Aim of the exercise | Each entry below must be repeated word for word.
## Start Provided data
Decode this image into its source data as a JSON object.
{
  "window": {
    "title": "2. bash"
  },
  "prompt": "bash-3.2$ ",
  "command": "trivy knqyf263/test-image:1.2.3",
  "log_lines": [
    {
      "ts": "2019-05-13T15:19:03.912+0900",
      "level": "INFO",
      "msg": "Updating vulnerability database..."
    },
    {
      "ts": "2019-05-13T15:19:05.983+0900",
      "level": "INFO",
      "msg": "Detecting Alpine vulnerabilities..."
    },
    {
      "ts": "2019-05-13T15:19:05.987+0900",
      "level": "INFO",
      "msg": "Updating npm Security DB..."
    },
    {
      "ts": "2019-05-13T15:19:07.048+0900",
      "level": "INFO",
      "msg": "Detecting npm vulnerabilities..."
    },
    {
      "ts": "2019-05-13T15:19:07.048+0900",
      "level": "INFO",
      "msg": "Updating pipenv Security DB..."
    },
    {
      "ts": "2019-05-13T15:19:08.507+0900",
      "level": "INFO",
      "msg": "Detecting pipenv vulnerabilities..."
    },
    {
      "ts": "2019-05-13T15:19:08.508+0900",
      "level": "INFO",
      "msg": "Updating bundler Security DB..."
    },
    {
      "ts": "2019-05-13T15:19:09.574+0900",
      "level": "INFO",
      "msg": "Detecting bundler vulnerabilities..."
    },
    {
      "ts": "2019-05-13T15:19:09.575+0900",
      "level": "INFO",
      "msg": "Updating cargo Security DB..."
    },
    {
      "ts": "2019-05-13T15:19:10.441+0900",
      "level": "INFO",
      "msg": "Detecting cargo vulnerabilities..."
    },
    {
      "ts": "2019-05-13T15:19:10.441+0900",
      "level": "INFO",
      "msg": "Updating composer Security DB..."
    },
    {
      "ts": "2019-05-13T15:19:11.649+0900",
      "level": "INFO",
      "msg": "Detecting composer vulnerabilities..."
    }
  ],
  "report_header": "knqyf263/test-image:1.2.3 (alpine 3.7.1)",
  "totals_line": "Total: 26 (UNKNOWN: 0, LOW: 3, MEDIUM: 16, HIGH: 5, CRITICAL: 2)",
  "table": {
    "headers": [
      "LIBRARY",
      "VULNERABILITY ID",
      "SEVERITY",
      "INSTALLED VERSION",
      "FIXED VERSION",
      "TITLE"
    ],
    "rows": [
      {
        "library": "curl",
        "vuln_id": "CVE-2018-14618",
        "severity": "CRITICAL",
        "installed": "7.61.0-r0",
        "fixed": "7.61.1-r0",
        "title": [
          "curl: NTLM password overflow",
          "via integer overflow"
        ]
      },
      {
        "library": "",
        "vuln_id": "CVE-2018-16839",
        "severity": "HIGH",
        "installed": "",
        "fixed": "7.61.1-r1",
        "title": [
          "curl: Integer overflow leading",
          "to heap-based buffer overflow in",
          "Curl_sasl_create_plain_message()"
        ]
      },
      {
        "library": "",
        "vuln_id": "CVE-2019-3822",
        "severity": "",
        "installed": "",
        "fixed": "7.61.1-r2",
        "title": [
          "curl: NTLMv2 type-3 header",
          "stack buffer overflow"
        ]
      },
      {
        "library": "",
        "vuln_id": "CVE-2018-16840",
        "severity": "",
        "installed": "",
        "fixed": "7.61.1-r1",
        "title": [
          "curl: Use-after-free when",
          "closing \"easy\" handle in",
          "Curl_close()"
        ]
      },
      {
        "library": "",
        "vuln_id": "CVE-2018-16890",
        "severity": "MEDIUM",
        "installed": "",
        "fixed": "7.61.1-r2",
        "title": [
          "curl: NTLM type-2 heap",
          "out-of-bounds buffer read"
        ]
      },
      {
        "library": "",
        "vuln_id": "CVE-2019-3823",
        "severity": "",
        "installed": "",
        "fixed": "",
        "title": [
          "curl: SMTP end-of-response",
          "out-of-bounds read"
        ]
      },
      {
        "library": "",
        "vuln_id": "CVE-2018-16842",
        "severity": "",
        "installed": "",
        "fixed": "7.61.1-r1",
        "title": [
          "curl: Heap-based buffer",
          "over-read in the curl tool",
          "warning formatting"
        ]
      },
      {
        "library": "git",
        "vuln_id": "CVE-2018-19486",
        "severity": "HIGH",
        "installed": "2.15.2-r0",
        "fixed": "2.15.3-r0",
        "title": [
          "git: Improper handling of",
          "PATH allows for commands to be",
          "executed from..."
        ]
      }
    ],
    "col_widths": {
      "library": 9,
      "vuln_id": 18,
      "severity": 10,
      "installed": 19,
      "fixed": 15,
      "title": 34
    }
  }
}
## End Provided data
Problem solution |
Decode this image into its source data as a JSON object.
{
  "window": {
    "title": "2. bash"
  },
  "prompt": "bash-3.2$ ",
  "command": "trivy knqyf263/test-image:1.2.3",
  "log_lines": [
    {
      "ts": "2019-05-13T15:19:03.912+0900",
      "level": "INFO",
      "msg": "Updating vulnerability database..."
    },
    {
      "ts": "2019-05-13T15:19:05.983+0900",
      "level": "INFO",
      "msg": "Detecting Alpine vulnerabilities..."
    },
    {
      "ts": "2019-05-13T15:19:05.987+0900",
      "level": "INFO",
      "msg": "Updating npm Security DB..."
    },
    {
      "ts": "2019-05-13T15:19:07.048+0900",
      "level": "INFO",
      "msg": "Detecting npm vulnerabilities..."
    },
    {
      "ts": "2019-05-13T15:19:07.048+0900",
      "level": "INFO",
      "msg": "Updating pipenv Security DB..."
    },
    {
      "ts": "2019-05-13T15:19:08.507+0900",
      "level": "INFO",
      "msg": "Detecting pipenv vulnerabilities..."
    },
    {
      "ts": "2019-05-13T15:19:08.508+0900",
      "level": "INFO",
      "msg": "Updating bundler Security DB..."
    },
    {
      "ts": "2019-05-13T15:19:09.574+0900",
      "level": "INFO",
      "msg": "Detecting bundler vulnerabilities..."
    },
    {
      "ts": "2019-05-13T15:19:09.575+0900",
      "level": "INFO",
      "msg": "Updating cargo Security DB..."
    },
    {
      "ts": "2019-05-13T15:19:10.441+0900",
      "level": "INFO",
      "msg": "Detecting cargo vulnerabilities..."
    },
    {
      "ts": "2019-05-13T15:19:10.441+0900",
      "level": "INFO",
      "msg": "Updating composer Security DB..."
    },
    {
      "ts": "2019-05-13T15:19:11.649+0900",
      "level": "INFO",
      "msg": "Detecting composer vulnerabilities..."
    }
  ],
  "report_header": "knqyf263/test-image:1.2.3 (alpine 3.7.1)",
  "totals_line": "Total: 26 (UNKNOWN: 0, LOW: 3, MEDIUM: 16, HIGH: 5, CRITICAL: 2)",
  "table": {
    "headers": [
      "LIBRARY",
      "VULNERABILITY ID",
      "SEVERITY",
      "INSTALLED VERSION",
      "FIXED VERSION",
      "TITLE"
    ],
    "rows": [
      {
        "library": "curl",
        "vuln_id": "CVE-2018-14618",
        "severity": "CRITICAL",
        "installed": "7.61.0-r0",
        "fixed": "7.61.1-r0",
        "title": [
          "curl: NTLM password overflow",
          "via integer overflow"
        ]
      },
      {
        "library": "",
        "vuln_id": "CVE-2018-16839",
        "severity": "HIGH",
        "installed": "",
        "fixed": "7.61.1-r1",
        "title": [
          "curl: Integer overflow leading",
          "to heap-based buffer overflow in",
          "Curl_sasl_create_plain_message()"
        ]
      },
      {
        "library": "",
        "vuln_id": "CVE-2019-3822",
        "severity": "",
        "installed": "",
        "fixed": "7.61.1-r2",
        "title": [
          "curl: NTLMv2 type-3 header",
          "stack buffer overflow"
        ]
      },
      {
        "library": "",
        "vuln_id": "CVE-2018-16840",
        "severity": "",
        "installed": "",
        "fixed": "7.61.1-r1",
        "title": [
          "curl: Use-after-free when",
          "closing \"easy\" handle in",
          "Curl_close()"
        ]
      },
      {
        "library": "",
        "vuln_id": "CVE-2018-16890",
        "severity": "MEDIUM",
        "installed": "",
        "fixed": "7.61.1-r2",
        "title": [
          "curl: NTLM type-2 heap",
          "out-of-bounds buffer read"
        ]
      },
      {
        "library": "",
        "vuln_id": "CVE-2019-3823",
        "severity": "",
        "installed": "",
        "fixed": "",
        "title": [
          "curl: SMTP end-of-response",
          "out-of-bounds read"
        ]
      },
      {
        "library": "",
        "vuln_id": "CVE-2018-16842",
        "severity": "",
        "installed": "",
        "fixed": "7.61.1-r1",
        "title": [
          "curl: Heap-based buffer",
          "over-read in the curl tool",
          "warning formatting"
        ]
      },
      {
        "library": "git",
        "vuln_id": "CVE-2018-19486",
        "severity": "HIGH",
        "installed": "2.15.2-r0",
        "fixed": "2.15.3-r0",
        "title": [
          "git: Improper handling of",
          "PATH allows for commands to be",
          "executed from..."
        ]
      }
    ],
    "col_widths": {
      "library": 9,
      "vuln_id": 18,
      "severity": 10,
      "installed": 19,
      "fixed": 15,
      "title": 34
    }
  }
}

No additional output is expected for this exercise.